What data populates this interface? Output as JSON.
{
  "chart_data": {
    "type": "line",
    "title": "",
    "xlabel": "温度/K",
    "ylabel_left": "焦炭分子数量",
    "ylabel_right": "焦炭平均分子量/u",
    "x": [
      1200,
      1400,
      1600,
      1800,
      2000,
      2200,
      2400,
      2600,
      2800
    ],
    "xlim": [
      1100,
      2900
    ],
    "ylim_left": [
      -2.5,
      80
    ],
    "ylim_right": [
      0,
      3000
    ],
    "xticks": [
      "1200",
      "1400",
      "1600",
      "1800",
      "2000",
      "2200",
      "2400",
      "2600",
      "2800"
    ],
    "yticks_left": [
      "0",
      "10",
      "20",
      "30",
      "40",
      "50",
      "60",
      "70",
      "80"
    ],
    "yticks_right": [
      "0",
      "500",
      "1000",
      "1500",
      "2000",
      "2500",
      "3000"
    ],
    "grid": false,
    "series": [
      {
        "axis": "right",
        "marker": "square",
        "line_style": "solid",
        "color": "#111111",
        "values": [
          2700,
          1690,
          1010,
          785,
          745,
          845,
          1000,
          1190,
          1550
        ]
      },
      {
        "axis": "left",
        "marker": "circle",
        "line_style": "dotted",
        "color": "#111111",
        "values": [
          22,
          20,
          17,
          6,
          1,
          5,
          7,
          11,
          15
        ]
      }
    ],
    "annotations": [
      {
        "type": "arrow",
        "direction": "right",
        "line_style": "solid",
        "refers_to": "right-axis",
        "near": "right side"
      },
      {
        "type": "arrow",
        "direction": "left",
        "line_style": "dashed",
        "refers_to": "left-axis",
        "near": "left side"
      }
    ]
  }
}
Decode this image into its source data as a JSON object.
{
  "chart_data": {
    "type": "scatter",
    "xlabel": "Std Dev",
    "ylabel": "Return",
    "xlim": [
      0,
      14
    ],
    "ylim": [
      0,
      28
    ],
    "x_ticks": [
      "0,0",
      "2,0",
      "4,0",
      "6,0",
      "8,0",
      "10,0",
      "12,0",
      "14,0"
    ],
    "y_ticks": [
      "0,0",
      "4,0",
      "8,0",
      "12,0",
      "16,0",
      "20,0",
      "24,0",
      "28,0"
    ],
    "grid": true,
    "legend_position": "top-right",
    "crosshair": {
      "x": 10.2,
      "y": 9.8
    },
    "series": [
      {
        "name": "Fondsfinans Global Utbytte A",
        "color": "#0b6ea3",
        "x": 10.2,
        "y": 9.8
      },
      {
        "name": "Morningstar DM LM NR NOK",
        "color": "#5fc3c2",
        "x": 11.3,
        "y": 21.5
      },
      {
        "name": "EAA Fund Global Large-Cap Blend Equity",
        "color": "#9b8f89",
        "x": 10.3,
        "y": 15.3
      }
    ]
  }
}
#####
▶ _DIRECTION_:
Restate the data above word for word, please.

▶ _RESPONSE_:
What data populates this interface? Output as JSON.
{
  "chart_data": {
    "type": "line",
    "title": "",
    "xlabel": "温度/K",
    "ylabel_left": "焦炭分子数量",
    "ylabel_right": "焦炭平均分子量/u",
    "x": [
      1200,
      1400,
      1600,
      1800,
      2000,
      2200,
      2400,
      2600,
      2800
    ],
    "xlim": [
      1100,
      2900
    ],
    "ylim_left": [
      -2.5,
      80
    ],
    "ylim_right": [
      0,
      3000
    ],
    "xticks": [
      "1200",
      "1400",
      "1600",
      "1800",
      "2000",
      "2200",
      "2400",
      "2600",
      "2800"
    ],
    "yticks_left": [
      "0",
      "10",
      "20",
      "30",
      "40",
      "50",
      "60",
      "70",
      "80"
    ],
    "yticks_right": [
      "0",
      "500",
      "1000",
      "1500",
      "2000",
      "2500",
      "3000"
    ],
    "grid": false,
    "series": [
      {
        "axis": "right",
        "marker": "square",
        "line_style": "solid",
        "color": "#111111",
        "values": [
          2700,
          1690,
          1010,
          785,
          745,
          845,
          1000,
          1190,
          1550
        ]
      },
      {
        "axis": "left",
        "marker": "circle",
        "line_style": "dotted",
        "color": "#111111",
        "values": [
          22,
          20,
          17,
          6,
          1,
          5,
          7,
          11,
          15
        ]
      }
    ],
    "annotations": [
      {
        "type": "arrow",
        "direction": "right",
        "line_style": "solid",
        "refers_to": "right-axis",
        "near": "right side"
      },
      {
        "type": "arrow",
        "direction": "left",
        "line_style": "dashed",
        "refers_to": "left-axis",
        "near": "left side"
      }
    ]
  }
}
Decode this image into its source data as a JSON object.
{
  "chart_data": {
    "type": "scatter",
    "xlabel": "Std Dev",
    "ylabel": "Return",
    "xlim": [
      0,
      14
    ],
    "ylim": [
      0,
      28
    ],
    "x_ticks": [
      "0,0",
      "2,0",
      "4,0",
      "6,0",
      "8,0",
      "10,0",
      "12,0",
      "14,0"
    ],
    "y_ticks": [
      "0,0",
      "4,0",
      "8,0",
      "12,0",
      "16,0",
      "20,0",
      "24,0",
      "28,0"
    ],
    "grid": true,
    "legend_position": "top-right",
    "crosshair": {
      "x": 10.2,
      "y": 9.8
    },
    "series": [
      {
        "name": "Fondsfinans Global Utbytte A",
        "color": "#0b6ea3",
        "x": 10.2,
        "y": 9.8
      },
      {
        "name": "Morningstar DM LM NR NOK",
        "color": "#5fc3c2",
        "x": 11.3,
        "y": 21.5
      },
      {
        "name": "EAA Fund Global Large-Cap Blend Equity",
        "color": "#9b8f89",
        "x": 10.3,
        "y": 15.3
      }
    ]
  }
}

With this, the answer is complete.